### Data for processing
-- -- --

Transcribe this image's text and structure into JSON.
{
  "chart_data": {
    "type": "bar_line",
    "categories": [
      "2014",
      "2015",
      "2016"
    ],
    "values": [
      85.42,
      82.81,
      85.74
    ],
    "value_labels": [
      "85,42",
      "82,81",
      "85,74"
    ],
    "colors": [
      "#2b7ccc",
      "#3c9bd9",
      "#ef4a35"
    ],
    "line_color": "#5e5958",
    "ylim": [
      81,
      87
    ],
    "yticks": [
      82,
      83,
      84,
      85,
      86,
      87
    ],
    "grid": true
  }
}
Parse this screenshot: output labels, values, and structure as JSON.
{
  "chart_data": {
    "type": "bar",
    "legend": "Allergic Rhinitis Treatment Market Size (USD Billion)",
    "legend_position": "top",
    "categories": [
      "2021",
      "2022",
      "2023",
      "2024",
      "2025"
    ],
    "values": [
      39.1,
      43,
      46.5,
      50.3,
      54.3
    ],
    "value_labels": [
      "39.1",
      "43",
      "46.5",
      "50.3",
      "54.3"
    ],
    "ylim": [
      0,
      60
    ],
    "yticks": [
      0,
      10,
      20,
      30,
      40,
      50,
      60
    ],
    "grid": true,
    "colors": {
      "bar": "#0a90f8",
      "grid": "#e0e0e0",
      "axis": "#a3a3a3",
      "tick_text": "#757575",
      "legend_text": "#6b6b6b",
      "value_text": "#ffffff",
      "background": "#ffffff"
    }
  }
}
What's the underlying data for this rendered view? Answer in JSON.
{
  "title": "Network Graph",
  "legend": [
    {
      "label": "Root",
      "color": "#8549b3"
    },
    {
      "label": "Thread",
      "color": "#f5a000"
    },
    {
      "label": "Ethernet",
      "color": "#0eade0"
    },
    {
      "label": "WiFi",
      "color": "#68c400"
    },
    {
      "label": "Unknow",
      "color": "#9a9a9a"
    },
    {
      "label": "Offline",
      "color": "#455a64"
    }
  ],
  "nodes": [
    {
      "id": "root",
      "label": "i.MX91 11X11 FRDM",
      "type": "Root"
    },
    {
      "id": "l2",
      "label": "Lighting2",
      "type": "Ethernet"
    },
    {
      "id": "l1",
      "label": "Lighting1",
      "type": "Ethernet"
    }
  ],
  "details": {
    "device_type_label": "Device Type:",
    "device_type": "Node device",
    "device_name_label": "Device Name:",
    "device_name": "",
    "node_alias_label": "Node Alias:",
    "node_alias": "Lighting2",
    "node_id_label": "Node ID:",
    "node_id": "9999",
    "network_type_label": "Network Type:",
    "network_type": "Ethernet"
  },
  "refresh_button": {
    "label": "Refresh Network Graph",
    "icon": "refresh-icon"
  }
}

-- -- --

### What you should do
Write out every line of the listing that holds the word "Ethernet".

### Exercise output
      "label": "Ethernet",
      "type": "Ethernet"
      "type": "Ethernet"
    "network_type": "Ethernet"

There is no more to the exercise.